§ Objective
Count lines holding the word "tienen". Only the number is wanted.

§ Exercise input

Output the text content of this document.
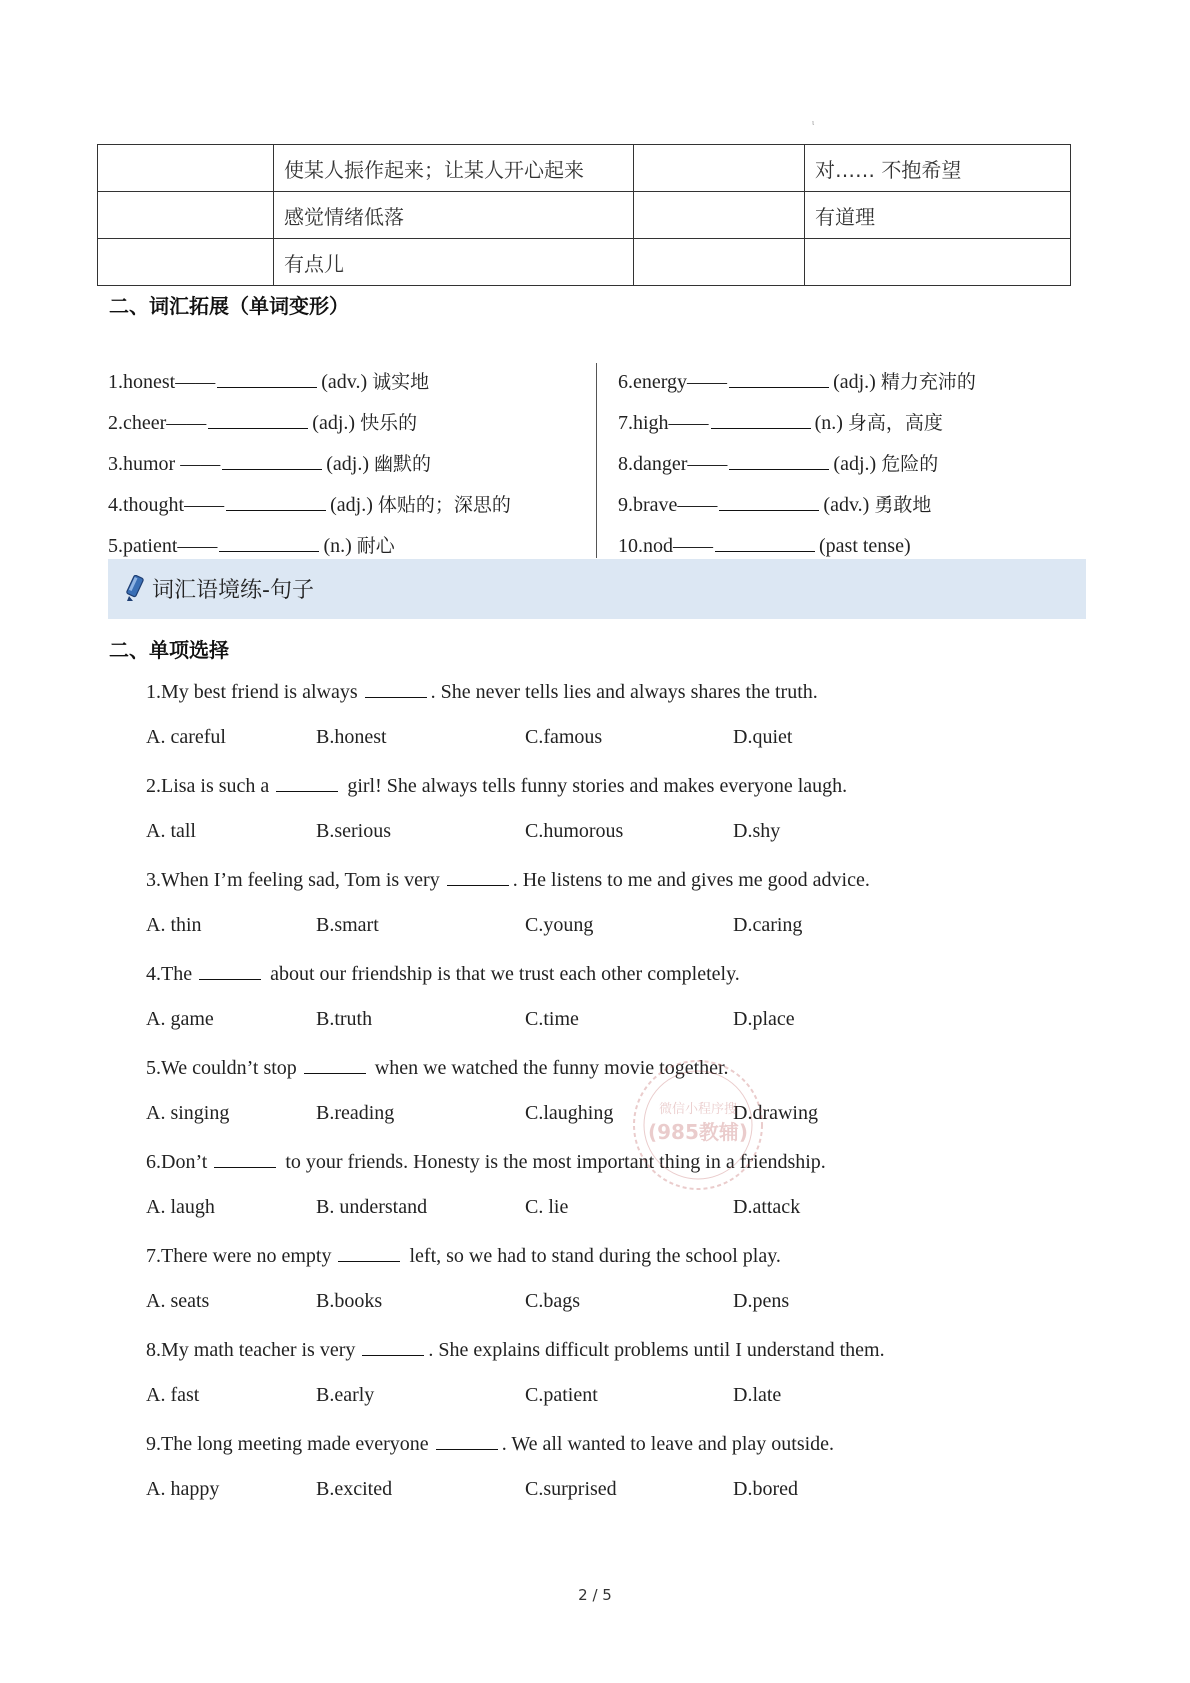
ι
	使某人振作起来；让某人开心起来		对…… 不抱希望
	感觉情绪低落		有道理
	有点儿		
二、词汇拓展（单词变形）
1.honest——	(adv.) 诚实地
2.cheer——	(adj.) 快乐的
3.humor ——	(adj.) 幽默的
4.thought——	(adj.) 体贴的；深思的
5.patient——	(n.) 耐心
6.energy——	(adj.) 精力充沛的
7.high——	(n.) 身高，高度
8.danger——	(adj.) 危险的
9.brave——	(adv.) 勇敢地
10.nod——	(past tense)
词汇语境练-句子
二、单项选择
1.My best friend is always	. She never tells lies and always shares the truth.
A. careful	B.honest	C.famous	D.quiet
2.Lisa is such a	girl! She always tells funny stories and makes everyone laugh.
A. tall	B.serious	C.humorous	D.shy
3.When I’m feeling sad, Tom is very	. He listens to me and gives me good advice.
A. thin	B.smart	C.young	D.caring
4.The	about our friendship is that we trust each other completely.
A. game	B.truth	C.time	D.place
5.We couldn’t stop	when we watched the funny movie together.
A. singing	B.reading	C.laughing	D.drawing
6.Don’t	to your friends. Honesty is the most important thing in a friendship.
A. laugh	B. understand	C. lie	D.attack
7.There were no empty	left, so we had to stand during the school play.
A. seats	B.books	C.bags	D.pens
8.My math teacher is very	. She explains difficult problems until I understand them.
A. fast	B.early	C.patient	D.late
9.The long meeting made everyone	. We all wanted to leave and play outside.
A. happy	B.excited	C.surprised	D.bored
微信小程序搜
(985教辅)
2 / 5
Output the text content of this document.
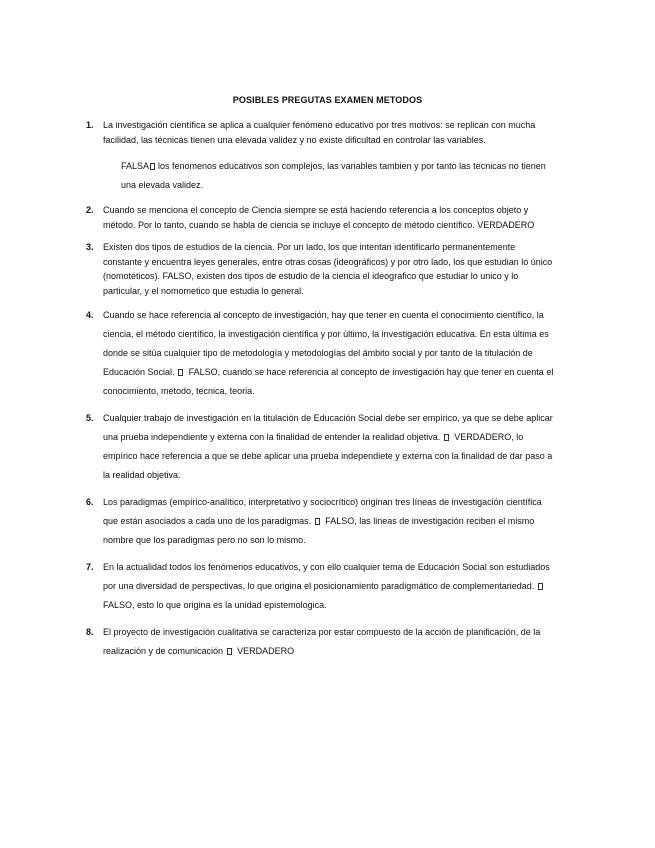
POSIBLES PREGUTAS EXAMEN METODOS
1. La investigación científica se aplica a cualquier fenómeno educativo por tres motivos: se replican con mucha facilidad, las técnicas tienen una elevada validez y no existe dificultad en controlar las variables.
FALSA los fenomenos educativos son complejos, las variables tambien y por tanto las tecnicas no tienen una elevada validez.
2. Cuando se menciona el concepto de Ciencia siempre se está haciendo referencia a los conceptos objeto y método. Por lo tanto, cuando se habla de ciencia se incluye el concepto de método científico. VERDADERO
3. Existen dos tipos de estudios de la ciencia. Por un lado, los que intentan identificarlo permanentemente constante y encuentra leyes generales, entre otras cosas (ideográficos) y por otro lado, los que estudian lo único (nomotéticos). FALSO, existen dos tipos de estudio de la ciencia el ideografico que estudiar lo unico y lo particular, y el nomometico que estudia lo general.
4. Cuando se hace referencia al concepto de investigación, hay que tener en cuenta el conocimiento científico, la ciencia, el método científico, la investigación científica y por último, la investigación educativa. En esta última es donde se sitúa cualquier tipo de metodología y metodologías del ámbito social y por tanto de la titulación de Educación Social. FALSO, cuando se hace referencia al concepto de investigación hay que tener en cuenta el conocimiento, metodo, tecnica, teoria.
5. Cualquier trabajo de investigación en la titulación de Educación Social debe ser empírico, ya que se debe aplicar una prueba independiente y externa con la finalidad de entender la realidad objetiva. VERDADERO, lo empírico hace referencia a que se debe aplicar una prueba independiete y externa con la finalidad de dar paso a la realidad objetiva.
6. Los paradigmas (empírico-analítico, interpretativo y sociocrítico) originan tres líneas de investigación científica que están asociados a cada uno de los paradigmas. FALSO, las lineas de investigación reciben el mismo nombre que los paradigmas pero no son lo mismo.
7. En la actualidad todos los fenómenos educativos, y con ello cualquier tema de Educación Social son estudiados por una diversidad de perspectivas, lo que origina el posicionamiento paradigmático de complementariedad.  FALSO, esto lo que origina es la unidad epistemologica.
8. El proyecto de investigación cualitativa se caracteriza por estar compuesto de la acción de planificación, de la realización y de comunicación VERDADERO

§ Task solution
2